-- BEGIN Supplied entries --

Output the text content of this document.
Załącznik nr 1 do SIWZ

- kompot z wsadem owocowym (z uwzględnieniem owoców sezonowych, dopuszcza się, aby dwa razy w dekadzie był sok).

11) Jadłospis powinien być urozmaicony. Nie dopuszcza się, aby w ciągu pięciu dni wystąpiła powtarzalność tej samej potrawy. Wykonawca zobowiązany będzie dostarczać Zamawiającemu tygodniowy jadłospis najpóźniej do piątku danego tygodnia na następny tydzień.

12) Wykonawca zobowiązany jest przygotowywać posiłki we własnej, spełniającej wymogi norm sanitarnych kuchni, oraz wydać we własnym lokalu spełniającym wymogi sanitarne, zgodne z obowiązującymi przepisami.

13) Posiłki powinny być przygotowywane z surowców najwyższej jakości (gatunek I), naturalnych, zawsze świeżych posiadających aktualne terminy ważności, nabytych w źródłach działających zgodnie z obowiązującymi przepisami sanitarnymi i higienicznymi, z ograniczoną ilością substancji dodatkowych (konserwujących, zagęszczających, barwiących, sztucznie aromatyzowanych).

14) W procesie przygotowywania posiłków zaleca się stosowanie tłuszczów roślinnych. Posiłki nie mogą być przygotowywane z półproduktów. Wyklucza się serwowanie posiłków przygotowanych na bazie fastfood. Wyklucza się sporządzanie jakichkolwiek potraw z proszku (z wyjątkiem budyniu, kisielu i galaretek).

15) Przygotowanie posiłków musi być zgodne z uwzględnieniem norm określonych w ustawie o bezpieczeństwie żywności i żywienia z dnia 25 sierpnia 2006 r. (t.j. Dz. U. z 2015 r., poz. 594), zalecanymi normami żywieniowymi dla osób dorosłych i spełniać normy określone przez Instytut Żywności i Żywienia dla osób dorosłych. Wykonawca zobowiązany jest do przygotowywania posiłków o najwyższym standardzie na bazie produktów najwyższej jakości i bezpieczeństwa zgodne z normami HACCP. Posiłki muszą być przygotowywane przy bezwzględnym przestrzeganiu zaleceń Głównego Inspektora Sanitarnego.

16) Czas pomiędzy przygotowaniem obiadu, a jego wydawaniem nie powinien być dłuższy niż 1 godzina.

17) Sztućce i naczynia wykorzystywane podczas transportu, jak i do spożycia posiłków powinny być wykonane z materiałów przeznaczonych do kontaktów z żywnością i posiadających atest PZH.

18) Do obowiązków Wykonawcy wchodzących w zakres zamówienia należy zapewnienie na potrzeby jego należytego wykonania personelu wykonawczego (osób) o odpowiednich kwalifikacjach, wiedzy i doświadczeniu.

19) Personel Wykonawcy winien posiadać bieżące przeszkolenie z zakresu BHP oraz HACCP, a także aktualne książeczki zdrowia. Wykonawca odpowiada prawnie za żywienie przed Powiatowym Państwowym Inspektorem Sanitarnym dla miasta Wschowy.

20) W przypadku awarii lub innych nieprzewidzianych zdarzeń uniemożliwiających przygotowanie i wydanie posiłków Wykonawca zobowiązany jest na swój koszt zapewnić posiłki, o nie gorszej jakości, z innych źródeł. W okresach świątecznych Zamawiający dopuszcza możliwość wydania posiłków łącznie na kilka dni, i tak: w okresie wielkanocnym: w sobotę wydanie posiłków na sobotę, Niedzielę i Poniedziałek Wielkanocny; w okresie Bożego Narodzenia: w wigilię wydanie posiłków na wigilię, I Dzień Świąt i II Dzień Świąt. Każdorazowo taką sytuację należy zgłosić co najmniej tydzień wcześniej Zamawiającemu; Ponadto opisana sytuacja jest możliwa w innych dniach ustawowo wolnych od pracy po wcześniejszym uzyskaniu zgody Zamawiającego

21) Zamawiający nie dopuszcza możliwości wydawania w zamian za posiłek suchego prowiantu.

-- END Supplied entries --

» **Task requirements**:
Reproduce the full set of records precisely.

» **Exercise response**:
Output the text content of this document.
Załącznik nr 1 do SIWZ

- kompot z wsadem owocowym (z uwzględnieniem owoców sezonowych, dopuszcza się, aby dwa razy w dekadzie był sok).

11) Jadłospis powinien być urozmaicony. Nie dopuszcza się, aby w ciągu pięciu dni wystąpiła powtarzalność tej samej potrawy. Wykonawca zobowiązany będzie dostarczać Zamawiającemu tygodniowy jadłospis najpóźniej do piątku danego tygodnia na następny tydzień.

12) Wykonawca zobowiązany jest przygotowywać posiłki we własnej, spełniającej wymogi norm sanitarnych kuchni, oraz wydać we własnym lokalu spełniającym wymogi sanitarne, zgodne z obowiązującymi przepisami.

13) Posiłki powinny być przygotowywane z surowców najwyższej jakości (gatunek I), naturalnych, zawsze świeżych posiadających aktualne terminy ważności, nabytych w źródłach działających zgodnie z obowiązującymi przepisami sanitarnymi i higienicznymi, z ograniczoną ilością substancji dodatkowych (konserwujących, zagęszczających, barwiących, sztucznie aromatyzowanych).

14) W procesie przygotowywania posiłków zaleca się stosowanie tłuszczów roślinnych. Posiłki nie mogą być przygotowywane z półproduktów. Wyklucza się serwowanie posiłków przygotowanych na bazie fastfood. Wyklucza się sporządzanie jakichkolwiek potraw z proszku (z wyjątkiem budyniu, kisielu i galaretek).

15) Przygotowanie posiłków musi być zgodne z uwzględnieniem norm określonych w ustawie o bezpieczeństwie żywności i żywienia z dnia 25 sierpnia 2006 r. (t.j. Dz. U. z 2015 r., poz. 594), zalecanymi normami żywieniowymi dla osób dorosłych i spełniać normy określone przez Instytut Żywności i Żywienia dla osób dorosłych. Wykonawca zobowiązany jest do przygotowywania posiłków o najwyższym standardzie na bazie produktów najwyższej jakości i bezpieczeństwa zgodne z normami HACCP. Posiłki muszą być przygotowywane przy bezwzględnym przestrzeganiu zaleceń Głównego Inspektora Sanitarnego.

16) Czas pomiędzy przygotowaniem obiadu, a jego wydawaniem nie powinien być dłuższy niż 1 godzina.

17) Sztućce i naczynia wykorzystywane podczas transportu, jak i do spożycia posiłków powinny być wykonane z materiałów przeznaczonych do kontaktów z żywnością i posiadających atest PZH.

18) Do obowiązków Wykonawcy wchodzących w zakres zamówienia należy zapewnienie na potrzeby jego należytego wykonania personelu wykonawczego (osób) o odpowiednich kwalifikacjach, wiedzy i doświadczeniu.

19) Personel Wykonawcy winien posiadać bieżące przeszkolenie z zakresu BHP oraz HACCP, a także aktualne książeczki zdrowia. Wykonawca odpowiada prawnie za żywienie przed Powiatowym Państwowym Inspektorem Sanitarnym dla miasta Wschowy.

20) W przypadku awarii lub innych nieprzewidzianych zdarzeń uniemożliwiających przygotowanie i wydanie posiłków Wykonawca zobowiązany jest na swój koszt zapewnić posiłki, o nie gorszej jakości, z innych źródeł. W okresach świątecznych Zamawiający dopuszcza możliwość wydania posiłków łącznie na kilka dni, i tak: w okresie wielkanocnym: w sobotę wydanie posiłków na sobotę, Niedzielę i Poniedziałek Wielkanocny; w okresie Bożego Narodzenia: w wigilię wydanie posiłków na wigilię, I Dzień Świąt i II Dzień Świąt. Każdorazowo taką sytuację należy zgłosić co najmniej tydzień wcześniej Zamawiającemu; Ponadto opisana sytuacja jest możliwa w innych dniach ustawowo wolnych od pracy po wcześniejszym uzyskaniu zgody Zamawiającego

21) Zamawiający nie dopuszcza możliwości wydawania w zamian za posiłek suchego prowiantu.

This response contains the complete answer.